## START SUPPLIED DATA

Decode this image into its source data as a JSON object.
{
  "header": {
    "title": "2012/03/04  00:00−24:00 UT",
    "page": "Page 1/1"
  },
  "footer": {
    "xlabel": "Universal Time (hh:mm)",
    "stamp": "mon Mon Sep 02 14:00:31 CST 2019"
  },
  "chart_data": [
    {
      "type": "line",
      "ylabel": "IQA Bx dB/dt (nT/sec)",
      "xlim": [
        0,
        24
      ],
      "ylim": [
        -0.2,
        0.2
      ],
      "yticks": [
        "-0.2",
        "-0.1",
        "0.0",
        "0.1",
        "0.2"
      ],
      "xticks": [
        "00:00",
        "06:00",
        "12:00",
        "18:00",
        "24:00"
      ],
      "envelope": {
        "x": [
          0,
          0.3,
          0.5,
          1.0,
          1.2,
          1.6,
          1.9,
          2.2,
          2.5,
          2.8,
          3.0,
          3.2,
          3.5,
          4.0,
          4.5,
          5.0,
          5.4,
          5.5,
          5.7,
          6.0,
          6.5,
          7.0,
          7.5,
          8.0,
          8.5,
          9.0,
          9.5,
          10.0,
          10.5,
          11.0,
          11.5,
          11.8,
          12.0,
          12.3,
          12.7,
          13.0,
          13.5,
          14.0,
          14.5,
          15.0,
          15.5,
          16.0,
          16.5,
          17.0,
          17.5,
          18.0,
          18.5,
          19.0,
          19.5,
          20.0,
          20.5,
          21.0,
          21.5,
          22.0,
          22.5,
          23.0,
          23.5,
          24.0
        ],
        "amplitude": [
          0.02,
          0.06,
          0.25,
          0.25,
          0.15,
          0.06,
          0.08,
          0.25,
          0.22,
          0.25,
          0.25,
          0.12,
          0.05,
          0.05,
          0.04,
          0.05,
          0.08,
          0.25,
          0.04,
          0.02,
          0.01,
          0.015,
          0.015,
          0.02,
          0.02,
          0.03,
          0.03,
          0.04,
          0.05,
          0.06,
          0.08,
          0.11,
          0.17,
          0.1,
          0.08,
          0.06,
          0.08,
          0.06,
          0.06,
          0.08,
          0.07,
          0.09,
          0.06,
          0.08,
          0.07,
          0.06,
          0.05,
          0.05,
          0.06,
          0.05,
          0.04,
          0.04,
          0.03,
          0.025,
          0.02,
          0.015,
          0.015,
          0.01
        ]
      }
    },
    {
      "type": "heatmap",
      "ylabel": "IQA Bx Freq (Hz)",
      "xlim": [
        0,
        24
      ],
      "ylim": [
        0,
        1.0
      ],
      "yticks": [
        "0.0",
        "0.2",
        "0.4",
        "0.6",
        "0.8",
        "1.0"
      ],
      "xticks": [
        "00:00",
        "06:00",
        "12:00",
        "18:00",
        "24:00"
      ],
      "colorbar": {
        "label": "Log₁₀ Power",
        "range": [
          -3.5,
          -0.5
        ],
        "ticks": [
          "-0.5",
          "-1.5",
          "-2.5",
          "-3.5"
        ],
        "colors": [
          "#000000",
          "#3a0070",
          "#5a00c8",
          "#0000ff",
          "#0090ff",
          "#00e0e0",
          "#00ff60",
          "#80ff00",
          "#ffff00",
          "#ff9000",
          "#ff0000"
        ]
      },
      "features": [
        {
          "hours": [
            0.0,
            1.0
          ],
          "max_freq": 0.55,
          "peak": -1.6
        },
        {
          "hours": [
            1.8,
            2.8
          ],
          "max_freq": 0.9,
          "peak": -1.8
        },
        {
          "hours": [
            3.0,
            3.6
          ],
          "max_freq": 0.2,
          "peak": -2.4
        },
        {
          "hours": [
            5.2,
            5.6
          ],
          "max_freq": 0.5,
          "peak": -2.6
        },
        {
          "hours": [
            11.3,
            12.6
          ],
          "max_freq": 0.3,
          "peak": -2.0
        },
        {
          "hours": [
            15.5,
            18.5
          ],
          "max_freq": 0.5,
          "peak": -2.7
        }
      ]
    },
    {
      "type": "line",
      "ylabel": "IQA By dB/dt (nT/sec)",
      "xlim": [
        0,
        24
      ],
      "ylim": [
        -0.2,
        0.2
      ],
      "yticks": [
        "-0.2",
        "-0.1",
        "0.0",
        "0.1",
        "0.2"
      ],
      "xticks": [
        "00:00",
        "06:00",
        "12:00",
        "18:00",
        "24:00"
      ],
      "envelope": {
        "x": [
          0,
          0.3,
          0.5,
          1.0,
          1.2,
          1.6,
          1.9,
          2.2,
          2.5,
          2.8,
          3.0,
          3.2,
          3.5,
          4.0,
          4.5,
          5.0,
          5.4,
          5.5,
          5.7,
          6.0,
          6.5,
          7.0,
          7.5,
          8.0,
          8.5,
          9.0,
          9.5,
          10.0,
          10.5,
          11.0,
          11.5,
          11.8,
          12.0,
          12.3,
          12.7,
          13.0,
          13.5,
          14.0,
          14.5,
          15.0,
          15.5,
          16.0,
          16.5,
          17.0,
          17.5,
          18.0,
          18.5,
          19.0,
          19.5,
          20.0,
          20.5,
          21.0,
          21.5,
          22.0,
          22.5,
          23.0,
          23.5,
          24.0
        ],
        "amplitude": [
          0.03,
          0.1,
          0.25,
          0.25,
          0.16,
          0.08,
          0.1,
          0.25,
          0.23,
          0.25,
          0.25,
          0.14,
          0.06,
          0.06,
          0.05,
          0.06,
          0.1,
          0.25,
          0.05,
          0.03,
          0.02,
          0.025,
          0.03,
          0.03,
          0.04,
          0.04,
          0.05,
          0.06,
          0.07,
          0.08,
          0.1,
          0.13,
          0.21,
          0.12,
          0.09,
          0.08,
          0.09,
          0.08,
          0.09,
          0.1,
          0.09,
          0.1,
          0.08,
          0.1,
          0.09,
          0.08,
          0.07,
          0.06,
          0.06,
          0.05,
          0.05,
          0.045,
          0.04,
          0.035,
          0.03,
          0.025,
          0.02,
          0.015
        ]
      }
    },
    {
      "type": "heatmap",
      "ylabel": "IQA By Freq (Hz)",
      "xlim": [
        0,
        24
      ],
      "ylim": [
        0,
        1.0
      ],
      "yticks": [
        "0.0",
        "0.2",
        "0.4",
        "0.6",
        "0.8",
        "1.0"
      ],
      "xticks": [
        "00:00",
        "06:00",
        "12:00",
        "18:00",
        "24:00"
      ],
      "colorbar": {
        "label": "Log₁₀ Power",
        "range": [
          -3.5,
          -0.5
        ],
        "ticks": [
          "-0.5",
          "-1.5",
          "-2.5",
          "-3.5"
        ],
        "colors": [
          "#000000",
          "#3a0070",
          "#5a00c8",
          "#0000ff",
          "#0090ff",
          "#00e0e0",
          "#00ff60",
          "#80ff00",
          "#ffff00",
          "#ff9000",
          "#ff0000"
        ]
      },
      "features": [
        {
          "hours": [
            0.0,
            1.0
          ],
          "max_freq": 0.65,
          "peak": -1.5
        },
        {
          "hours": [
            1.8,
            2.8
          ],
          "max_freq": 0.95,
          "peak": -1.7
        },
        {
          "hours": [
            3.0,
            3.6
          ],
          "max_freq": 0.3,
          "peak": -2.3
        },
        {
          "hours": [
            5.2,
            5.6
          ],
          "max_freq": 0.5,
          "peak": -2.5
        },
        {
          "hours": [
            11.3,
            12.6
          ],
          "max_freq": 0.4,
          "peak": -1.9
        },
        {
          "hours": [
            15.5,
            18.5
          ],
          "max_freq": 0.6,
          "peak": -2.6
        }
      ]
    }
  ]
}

## END SUPPLIED DATA

▸ TASK REQUIREMENTS
Above are some records. Print them all exactly.

▸ FULL OUTPUT
Decode this image into its source data as a JSON object.
{
  "header": {
    "title": "2012/03/04  00:00−24:00 UT",
    "page": "Page 1/1"
  },
  "footer": {
    "xlabel": "Universal Time (hh:mm)",
    "stamp": "mon Mon Sep 02 14:00:31 CST 2019"
  },
  "chart_data": [
    {
      "type": "line",
      "ylabel": "IQA Bx dB/dt (nT/sec)",
      "xlim": [
        0,
        24
      ],
      "ylim": [
        -0.2,
        0.2
      ],
      "yticks": [
        "-0.2",
        "-0.1",
        "0.0",
        "0.1",
        "0.2"
      ],
      "xticks": [
        "00:00",
        "06:00",
        "12:00",
        "18:00",
        "24:00"
      ],
      "envelope": {
        "x": [
          0,
          0.3,
          0.5,
          1.0,
          1.2,
          1.6,
          1.9,
          2.2,
          2.5,
          2.8,
          3.0,
          3.2,
          3.5,
          4.0,
          4.5,
          5.0,
          5.4,
          5.5,
          5.7,
          6.0,
          6.5,
          7.0,
          7.5,
          8.0,
          8.5,
          9.0,
          9.5,
          10.0,
          10.5,
          11.0,
          11.5,
          11.8,
          12.0,
          12.3,
          12.7,
          13.0,
          13.5,
          14.0,
          14.5,
          15.0,
          15.5,
          16.0,
          16.5,
          17.0,
          17.5,
          18.0,
          18.5,
          19.0,
          19.5,
          20.0,
          20.5,
          21.0,
          21.5,
          22.0,
          22.5,
          23.0,
          23.5,
          24.0
        ],
        "amplitude": [
          0.02,
          0.06,
          0.25,
          0.25,
          0.15,
          0.06,
          0.08,
          0.25,
          0.22,
          0.25,
          0.25,
          0.12,
          0.05,
          0.05,
          0.04,
          0.05,
          0.08,
          0.25,
          0.04,
          0.02,
          0.01,
          0.015,
          0.015,
          0.02,
          0.02,
          0.03,
          0.03,
          0.04,
          0.05,
          0.06,
          0.08,
          0.11,
          0.17,
          0.1,
          0.08,
          0.06,
          0.08,
          0.06,
          0.06,
          0.08,
          0.07,
          0.09,
          0.06,
          0.08,
          0.07,
          0.06,
          0.05,
          0.05,
          0.06,
          0.05,
          0.04,
          0.04,
          0.03,
          0.025,
          0.02,
          0.015,
          0.015,
          0.01
        ]
      }
    },
    {
      "type": "heatmap",
      "ylabel": "IQA Bx Freq (Hz)",
      "xlim": [
        0,
        24
      ],
      "ylim": [
        0,
        1.0
      ],
      "yticks": [
        "0.0",
        "0.2",
        "0.4",
        "0.6",
        "0.8",
        "1.0"
      ],
      "xticks": [
        "00:00",
        "06:00",
        "12:00",
        "18:00",
        "24:00"
      ],
      "colorbar": {
        "label": "Log₁₀ Power",
        "range": [
          -3.5,
          -0.5
        ],
        "ticks": [
          "-0.5",
          "-1.5",
          "-2.5",
          "-3.5"
        ],
        "colors": [
          "#000000",
          "#3a0070",
          "#5a00c8",
          "#0000ff",
          "#0090ff",
          "#00e0e0",
          "#00ff60",
          "#80ff00",
          "#ffff00",
          "#ff9000",
          "#ff0000"
        ]
      },
      "features": [
        {
          "hours": [
            0.0,
            1.0
          ],
          "max_freq": 0.55,
          "peak": -1.6
        },
        {
          "hours": [
            1.8,
            2.8
          ],
          "max_freq": 0.9,
          "peak": -1.8
        },
        {
          "hours": [
            3.0,
            3.6
          ],
          "max_freq": 0.2,
          "peak": -2.4
        },
        {
          "hours": [
            5.2,
            5.6
          ],
          "max_freq": 0.5,
          "peak": -2.6
        },
        {
          "hours": [
            11.3,
            12.6
          ],
          "max_freq": 0.3,
          "peak": -2.0
        },
        {
          "hours": [
            15.5,
            18.5
          ],
          "max_freq": 0.5,
          "peak": -2.7
        }
      ]
    },
    {
      "type": "line",
      "ylabel": "IQA By dB/dt (nT/sec)",
      "xlim": [
        0,
        24
      ],
      "ylim": [
        -0.2,
        0.2
      ],
      "yticks": [
        "-0.2",
        "-0.1",
        "0.0",
        "0.1",
        "0.2"
      ],
      "xticks": [
        "00:00",
        "06:00",
        "12:00",
        "18:00",
        "24:00"
      ],
      "envelope": {
        "x": [
          0,
          0.3,
          0.5,
          1.0,
          1.2,
          1.6,
          1.9,
          2.2,
          2.5,
          2.8,
          3.0,
          3.2,
          3.5,
          4.0,
          4.5,
          5.0,
          5.4,
          5.5,
          5.7,
          6.0,
          6.5,
          7.0,
          7.5,
          8.0,
          8.5,
          9.0,
          9.5,
          10.0,
          10.5,
          11.0,
          11.5,
          11.8,
          12.0,
          12.3,
          12.7,
          13.0,
          13.5,
          14.0,
          14.5,
          15.0,
          15.5,
          16.0,
          16.5,
          17.0,
          17.5,
          18.0,
          18.5,
          19.0,
          19.5,
          20.0,
          20.5,
          21.0,
          21.5,
          22.0,
          22.5,
          23.0,
          23.5,
          24.0
        ],
        "amplitude": [
          0.03,
          0.1,
          0.25,
          0.25,
          0.16,
          0.08,
          0.1,
          0.25,
          0.23,
          0.25,
          0.25,
          0.14,
          0.06,
          0.06,
          0.05,
          0.06,
          0.1,
          0.25,
          0.05,
          0.03,
          0.02,
          0.025,
          0.03,
          0.03,
          0.04,
          0.04,
          0.05,
          0.06,
          0.07,
          0.08,
          0.1,
          0.13,
          0.21,
          0.12,
          0.09,
          0.08,
          0.09,
          0.08,
          0.09,
          0.1,
          0.09,
          0.1,
          0.08,
          0.1,
          0.09,
          0.08,
          0.07,
          0.06,
          0.06,
          0.05,
          0.05,
          0.045,
          0.04,
          0.035,
          0.03,
          0.025,
          0.02,
          0.015
        ]
      }
    },
    {
      "type": "heatmap",
      "ylabel": "IQA By Freq (Hz)",
      "xlim": [
        0,
        24
      ],
      "ylim": [
        0,
        1.0
      ],
      "yticks": [
        "0.0",
        "0.2",
        "0.4",
        "0.6",
        "0.8",
        "1.0"
      ],
      "xticks": [
        "00:00",
        "06:00",
        "12:00",
        "18:00",
        "24:00"
      ],
      "colorbar": {
        "label": "Log₁₀ Power",
        "range": [
          -3.5,
          -0.5
        ],
        "ticks": [
          "-0.5",
          "-1.5",
          "-2.5",
          "-3.5"
        ],
        "colors": [
          "#000000",
          "#3a0070",
          "#5a00c8",
          "#0000ff",
          "#0090ff",
          "#00e0e0",
          "#00ff60",
          "#80ff00",
          "#ffff00",
          "#ff9000",
          "#ff0000"
        ]
      },
      "features": [
        {
          "hours": [
            0.0,
            1.0
          ],
          "max_freq": 0.65,
          "peak": -1.5
        },
        {
          "hours": [
            1.8,
            2.8
          ],
          "max_freq": 0.95,
          "peak": -1.7
        },
        {
          "hours": [
            3.0,
            3.6
          ],
          "max_freq": 0.3,
          "peak": -2.3
        },
        {
          "hours": [
            5.2,
            5.6
          ],
          "max_freq": 0.5,
          "peak": -2.5
        },
        {
          "hours": [
            11.3,
            12.6
          ],
          "max_freq": 0.4,
          "peak": -1.9
        },
        {
          "hours": [
            15.5,
            18.5
          ],
          "max_freq": 0.6,
          "peak": -2.6
        }
      ]
    }
  ]
}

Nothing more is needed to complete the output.